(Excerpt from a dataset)
........

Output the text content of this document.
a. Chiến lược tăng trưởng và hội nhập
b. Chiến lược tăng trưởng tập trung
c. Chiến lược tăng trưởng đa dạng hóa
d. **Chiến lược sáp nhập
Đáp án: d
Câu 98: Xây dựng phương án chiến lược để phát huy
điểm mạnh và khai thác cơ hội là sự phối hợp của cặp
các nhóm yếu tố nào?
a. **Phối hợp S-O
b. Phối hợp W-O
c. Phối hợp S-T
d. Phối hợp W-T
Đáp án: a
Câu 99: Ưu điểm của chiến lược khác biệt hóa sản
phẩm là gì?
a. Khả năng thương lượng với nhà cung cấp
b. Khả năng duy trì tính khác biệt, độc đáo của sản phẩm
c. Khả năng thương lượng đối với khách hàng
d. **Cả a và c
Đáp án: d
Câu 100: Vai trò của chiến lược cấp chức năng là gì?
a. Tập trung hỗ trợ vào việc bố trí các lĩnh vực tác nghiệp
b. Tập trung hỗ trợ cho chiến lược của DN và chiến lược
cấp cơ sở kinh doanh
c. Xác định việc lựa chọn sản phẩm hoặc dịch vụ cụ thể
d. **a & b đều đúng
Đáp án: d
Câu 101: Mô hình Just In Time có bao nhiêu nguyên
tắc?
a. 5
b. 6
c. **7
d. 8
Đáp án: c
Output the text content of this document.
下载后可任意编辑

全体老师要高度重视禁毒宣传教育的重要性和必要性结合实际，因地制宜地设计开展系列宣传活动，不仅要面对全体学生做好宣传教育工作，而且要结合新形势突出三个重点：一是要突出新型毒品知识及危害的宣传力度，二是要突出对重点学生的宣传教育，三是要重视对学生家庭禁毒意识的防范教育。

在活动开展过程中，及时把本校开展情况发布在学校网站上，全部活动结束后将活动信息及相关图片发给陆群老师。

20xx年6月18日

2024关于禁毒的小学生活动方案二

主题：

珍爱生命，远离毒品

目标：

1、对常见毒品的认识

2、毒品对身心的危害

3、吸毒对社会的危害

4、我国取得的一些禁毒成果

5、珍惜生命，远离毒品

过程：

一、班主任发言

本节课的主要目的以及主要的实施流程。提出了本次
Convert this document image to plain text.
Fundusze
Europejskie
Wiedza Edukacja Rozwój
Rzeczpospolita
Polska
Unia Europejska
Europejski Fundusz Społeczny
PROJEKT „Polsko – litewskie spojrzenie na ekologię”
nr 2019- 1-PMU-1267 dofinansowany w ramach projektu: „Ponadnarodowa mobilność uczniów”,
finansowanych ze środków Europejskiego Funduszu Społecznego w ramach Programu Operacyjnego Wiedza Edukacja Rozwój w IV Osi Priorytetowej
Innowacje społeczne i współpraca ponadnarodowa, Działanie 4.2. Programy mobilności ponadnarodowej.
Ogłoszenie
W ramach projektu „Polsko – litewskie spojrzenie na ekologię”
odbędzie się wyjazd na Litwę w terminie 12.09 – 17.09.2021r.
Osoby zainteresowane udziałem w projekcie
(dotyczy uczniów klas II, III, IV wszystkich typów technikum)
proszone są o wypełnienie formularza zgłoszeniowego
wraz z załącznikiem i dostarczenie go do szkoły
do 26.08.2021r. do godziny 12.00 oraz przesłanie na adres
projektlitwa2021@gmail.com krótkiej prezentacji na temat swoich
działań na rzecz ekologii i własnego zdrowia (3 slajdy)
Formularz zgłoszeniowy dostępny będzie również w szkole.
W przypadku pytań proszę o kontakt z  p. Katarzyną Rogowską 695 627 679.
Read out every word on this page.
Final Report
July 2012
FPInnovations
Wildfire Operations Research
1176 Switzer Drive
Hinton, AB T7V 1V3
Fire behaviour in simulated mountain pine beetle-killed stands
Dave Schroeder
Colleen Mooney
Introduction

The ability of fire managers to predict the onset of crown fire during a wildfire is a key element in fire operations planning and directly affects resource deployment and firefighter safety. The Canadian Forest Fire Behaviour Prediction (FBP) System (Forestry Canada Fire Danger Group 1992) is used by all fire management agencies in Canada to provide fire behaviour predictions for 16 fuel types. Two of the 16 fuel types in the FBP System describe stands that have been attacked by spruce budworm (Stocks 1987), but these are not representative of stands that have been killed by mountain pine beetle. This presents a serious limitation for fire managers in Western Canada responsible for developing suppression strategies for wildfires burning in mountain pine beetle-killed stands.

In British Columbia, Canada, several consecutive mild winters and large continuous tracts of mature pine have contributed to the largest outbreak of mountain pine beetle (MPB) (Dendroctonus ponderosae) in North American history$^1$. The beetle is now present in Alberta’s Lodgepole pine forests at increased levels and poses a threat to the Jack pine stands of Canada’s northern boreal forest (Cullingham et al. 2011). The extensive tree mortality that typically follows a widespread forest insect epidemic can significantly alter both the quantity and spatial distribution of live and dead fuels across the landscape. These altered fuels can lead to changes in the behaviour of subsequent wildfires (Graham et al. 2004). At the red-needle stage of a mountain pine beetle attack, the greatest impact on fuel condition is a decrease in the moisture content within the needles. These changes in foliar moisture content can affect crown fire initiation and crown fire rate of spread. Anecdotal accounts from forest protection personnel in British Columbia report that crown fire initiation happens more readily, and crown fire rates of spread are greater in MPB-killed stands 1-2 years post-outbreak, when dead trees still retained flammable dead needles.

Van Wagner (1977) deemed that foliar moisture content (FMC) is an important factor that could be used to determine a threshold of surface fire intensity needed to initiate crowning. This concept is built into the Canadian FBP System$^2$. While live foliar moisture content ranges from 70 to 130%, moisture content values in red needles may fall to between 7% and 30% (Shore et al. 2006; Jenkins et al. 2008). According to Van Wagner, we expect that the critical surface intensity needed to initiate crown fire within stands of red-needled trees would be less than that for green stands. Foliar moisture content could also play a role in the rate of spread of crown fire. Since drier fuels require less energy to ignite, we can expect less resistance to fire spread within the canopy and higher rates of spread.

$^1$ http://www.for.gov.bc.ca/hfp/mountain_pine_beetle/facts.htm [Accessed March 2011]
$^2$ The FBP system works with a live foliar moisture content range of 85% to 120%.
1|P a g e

........

### Exercise prompt:
Show every line from the entries above in which the word "lượng" appears.

### Written answer:
a. Khả năng thương lượng với nhà cung cấp
c. Khả năng thương lượng đối với khách hàng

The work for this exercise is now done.